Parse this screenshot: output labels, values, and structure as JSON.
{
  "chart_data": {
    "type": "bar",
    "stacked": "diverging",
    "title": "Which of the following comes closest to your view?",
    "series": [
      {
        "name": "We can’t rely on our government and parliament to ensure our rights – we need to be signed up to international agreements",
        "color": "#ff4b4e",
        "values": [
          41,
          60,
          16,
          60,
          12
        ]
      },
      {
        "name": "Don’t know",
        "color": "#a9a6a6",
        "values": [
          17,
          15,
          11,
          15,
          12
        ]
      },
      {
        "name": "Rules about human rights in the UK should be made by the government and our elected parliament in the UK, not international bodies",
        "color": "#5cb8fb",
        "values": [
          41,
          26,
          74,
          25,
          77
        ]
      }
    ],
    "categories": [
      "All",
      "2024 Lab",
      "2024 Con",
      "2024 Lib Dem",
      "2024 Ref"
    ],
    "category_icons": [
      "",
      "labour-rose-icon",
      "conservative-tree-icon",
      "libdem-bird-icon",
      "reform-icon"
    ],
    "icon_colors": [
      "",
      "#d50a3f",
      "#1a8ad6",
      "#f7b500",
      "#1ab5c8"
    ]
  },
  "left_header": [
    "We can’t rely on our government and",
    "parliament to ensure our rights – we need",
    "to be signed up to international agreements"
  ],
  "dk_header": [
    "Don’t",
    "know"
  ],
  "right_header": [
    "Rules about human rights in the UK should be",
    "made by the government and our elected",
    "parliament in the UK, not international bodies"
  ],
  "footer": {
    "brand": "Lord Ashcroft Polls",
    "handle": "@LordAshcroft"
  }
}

__GOAL__. Faithfully reproduce all of the records, character for character.

__RESPONSE TO THE TASK__.
Parse this screenshot: output labels, values, and structure as JSON.
{
  "chart_data": {
    "type": "bar",
    "stacked": "diverging",
    "title": "Which of the following comes closest to your view?",
    "series": [
      {
        "name": "We can’t rely on our government and parliament to ensure our rights – we need to be signed up to international agreements",
        "color": "#ff4b4e",
        "values": [
          41,
          60,
          16,
          60,
          12
        ]
      },
      {
        "name": "Don’t know",
        "color": "#a9a6a6",
        "values": [
          17,
          15,
          11,
          15,
          12
        ]
      },
      {
        "name": "Rules about human rights in the UK should be made by the government and our elected parliament in the UK, not international bodies",
        "color": "#5cb8fb",
        "values": [
          41,
          26,
          74,
          25,
          77
        ]
      }
    ],
    "categories": [
      "All",
      "2024 Lab",
      "2024 Con",
      "2024 Lib Dem",
      "2024 Ref"
    ],
    "category_icons": [
      "",
      "labour-rose-icon",
      "conservative-tree-icon",
      "libdem-bird-icon",
      "reform-icon"
    ],
    "icon_colors": [
      "",
      "#d50a3f",
      "#1a8ad6",
      "#f7b500",
      "#1ab5c8"
    ]
  },
  "left_header": [
    "We can’t rely on our government and",
    "parliament to ensure our rights – we need",
    "to be signed up to international agreements"
  ],
  "dk_header": [
    "Don’t",
    "know"
  ],
  "right_header": [
    "Rules about human rights in the UK should be",
    "made by the government and our elected",
    "parliament in the UK, not international bodies"
  ],
  "footer": {
    "brand": "Lord Ashcroft Polls",
    "handle": "@LordAshcroft"
  }
}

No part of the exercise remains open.